======== Provided passage

The results in Lemma 1 replicate the well-known job polarization dynamics. Automation impacts on the composition of the labor force by reducing employment in the middle echelon of the earning distribution and increasing it at the extremes.Footnote 16 In this model, the mechanism is generated by a twofold effect of \(g_{t}\). On the one hand, increases in \(g_{t}\) weak-monotonically widen price differentials rewarding cognitive tasks, in particular. This condition drives the most capable routine workers to revise their occupational choices eventually switching to cognitive labor. The upward migration is limited to the fraction of routine workers possessing sufficiently high skill to guarantee a supply of cognitive tasks that makes the switch convenient. Otherwise, routine workers maintain their current occupations. On the other hand, automation generates a downward migration due to increased learning costs. If a routine worker’s ability is below a certain threshold, an increase in \(g_{t}\) implies a reduction of her supply of efficient units of routine labor up to the point at which her income gets lower than what she would earn from manual labor. Eventually, all routine workers with a skill level below that threshold switch to manual occupations. Note that the migration between routine and manual jobs only occurs in one direction. Because \(g_{t}\) always penalize routine labor more than manual labor – compare equation (10) with (9) for \(a_{i}<a^{**}\) –, no manual worker finds desirable the option of switching to routine labor after an increase in \(g_{t}\).

================
======== Dataset excerpts

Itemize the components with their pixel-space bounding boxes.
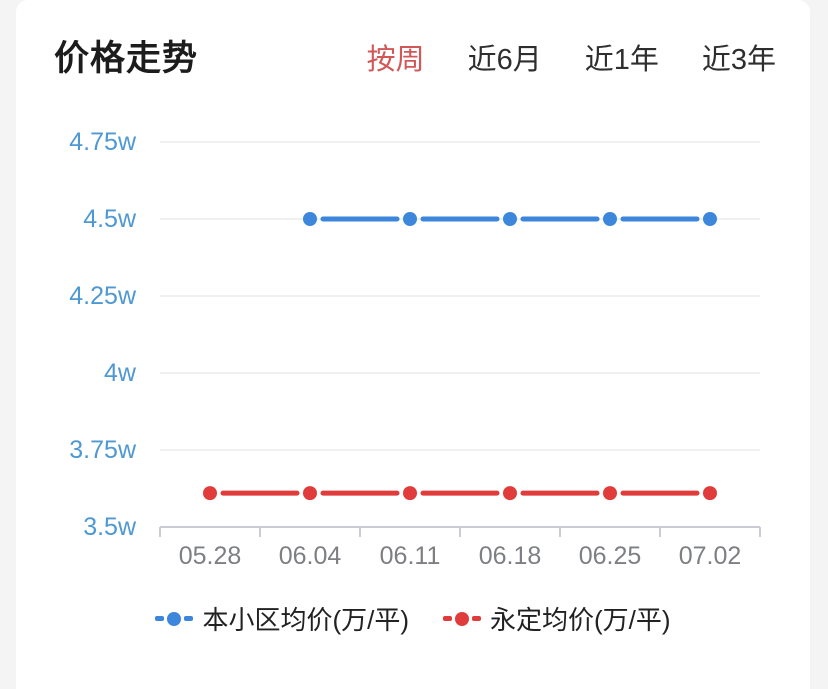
- series-1-point[interactable]: [703, 486, 717, 501]
- y-axis-label: 3.5w: [83, 513, 136, 541]
- y-axis-label: 4.25w: [69, 282, 136, 310]
- series-1-point[interactable]: [603, 486, 617, 501]
- tab-last-3-years[interactable]: 近3年: [701, 44, 776, 76]
- price-trend-chart[interactable]: 4.75w 4.5w 4.25w 4w 3.75w 3.5w 05.28 06.04 06.11…: [16, 0, 810, 689]
- district-series-marker-icon: [443, 611, 481, 626]
- series-1-point[interactable]: [403, 486, 417, 501]
- legend-item-district-price[interactable]: 永定均价(万/平): [443, 600, 671, 637]
- series-0-point[interactable]: [403, 212, 417, 226]
- x-axis-label: 06.18: [478, 542, 542, 570]
- chart-legend: 本小区均价(万/平) 永定均价(万/平): [16, 600, 810, 637]
- tab-last-1-year[interactable]: 近1年: [584, 44, 659, 76]
- x-axis-label: 07.02: [678, 542, 742, 570]
- y-axis-label: 4w: [104, 359, 136, 387]
- y-axis-label: 3.75w: [69, 436, 136, 464]
- series-0-point[interactable]: [503, 212, 517, 226]
- tab-last-6-months[interactable]: 近6月: [467, 44, 542, 76]
- series-0-point[interactable]: [303, 212, 317, 226]
- x-axis-label: 06.11: [379, 542, 441, 570]
- x-axis-label: 05.28: [178, 542, 242, 570]
- tab-by-week[interactable]: 按周: [366, 44, 425, 76]
- series-1-point[interactable]: [203, 486, 217, 501]
- chart-header: 价格走势 按周 近6月 近1年 近3年: [16, 30, 810, 86]
- legend-label-district: 永定均价(万/平): [490, 605, 671, 635]
- series-0-point[interactable]: [603, 212, 617, 226]
- x-axis-label: 06.25: [578, 542, 642, 570]
- price-trend-card: 价格走势 按周 近6月 近1年 近3年 4.75w 4.5w 4.25w 4w 3.75…: [16, 0, 810, 689]
- series-0-point[interactable]: [703, 212, 717, 226]
- y-axis-label: 4.5w: [83, 205, 136, 233]
- legend-label-community: 本小区均价(万/平): [202, 605, 409, 635]
- legend-item-community-price[interactable]: 本小区均价(万/平): [155, 600, 409, 637]
- community-series-marker-icon: [155, 611, 194, 626]
- period-tabs: 按周 近6月 近1年 近3年: [367, 36, 776, 78]
- x-axis-label: 06.04: [278, 542, 342, 570]
- series-1-point[interactable]: [303, 486, 317, 501]
- series-1-point[interactable]: [503, 486, 517, 501]
- y-axis-label: 4.75w: [69, 128, 136, 156]
- page-title: 价格走势: [54, 39, 199, 78]
- chart-canvas: [159, 141, 761, 537]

================

:: Given instruction 1 ::
From the rows, format the lines from the one containing "- series-1-point[interactable]: [703, 486, 717, 501]" through the one containing "- y-axis-label: 3.75w: [69, 436, 136, 464]", inclusive, as a JSON list of strings, one string per line and no blank lines.
:: Given instruction 2 ::
Resume the passage on automation and job polarization after its final sentence.

:: Task answer 1 ::
[
  "- series-1-point[interactable]: [703, 486, 717, 501]",
  "- y-axis-label: 3.5w: [83, 513, 136, 541]",
  "- y-axis-label: 4.25w: [69, 282, 136, 310]",
  "- series-1-point[interactable]: [603, 486, 617, 501]",
  "- tab-last-3-years[interactable]: 近3年: [701, 44, 776, 76]",
  "- price-trend-chart[interactable]: 4.75w 4.5w 4.25w 4w 3.75w 3.5w 05.28 06.04 06.11…: [16, 0, 810, 689]",
  "- district-series-marker-icon: [443, 611, 481, 626]",
  "- series-1-point[interactable]: [403, 486, 417, 501]",
  "- legend-item-district-price[interactable]: 永定均价(万/平): [443, 600, 671, 637]",
  "- series-0-point[interactable]: [403, 212, 417, 226]",
  "- x-axis-label: 06.18: [478, 542, 542, 570]",
  "- chart-legend: 本小区均价(万/平) 永定均价(万/平): [16, 600, 810, 637]",
  "- tab-last-1-year[interactable]: 近1年: [584, 44, 659, 76]",
  "- x-axis-label: 07.02: [678, 542, 742, 570]",
  "- y-axis-label: 4w: [104, 359, 136, 387]",
  "- y-axis-label: 3.75w: [69, 436, 136, 464]"
]

:: Task answer 2 ::
Lemma 1 is stated under the assumption that a limitless job pool exists for each type of labor. Thus, routine workers involved in the upward migration always find a cognitive job and those failing to catch up with the new technology always find a manual job. For the same reason, incumbent manual workers are not crowed out by the downward migration of routine workers. If the framework were to account for unemployment, these results should be qualified. Adding a mismatch or a cost of switching type of labor would cause some routine workers to exit the market. This additional effect would not counteract result (ii) of the Lemma 1. In the presence of unemployment, the mass of routine workers may decrease further, or remain the same and the model would additionally identify who is getting unemployed and who is switching to a new job. In both cases, increases in \(g_{t}\) would shrink the group of routine workers as in the present version of model without unemployment. The same is not true for results (i) and (iii) of Lemma 1. If some workers exit the market, the mass of cognitive and manual workers may not necessarily increase even though the mass of routine workers is diminishing. The impact of automation on cognitive and manual labor would then be indeterminate. It is worth noting, however, that the no-unemployment assumption can be justified by the presence of a reinstatement effect as the one conjectured by Acemoglu and Restrepo (2019), in which automation creates new tasks that provides a labor demand outburst that absorbs the upward migration of workers predicted by our model (Fig. 2).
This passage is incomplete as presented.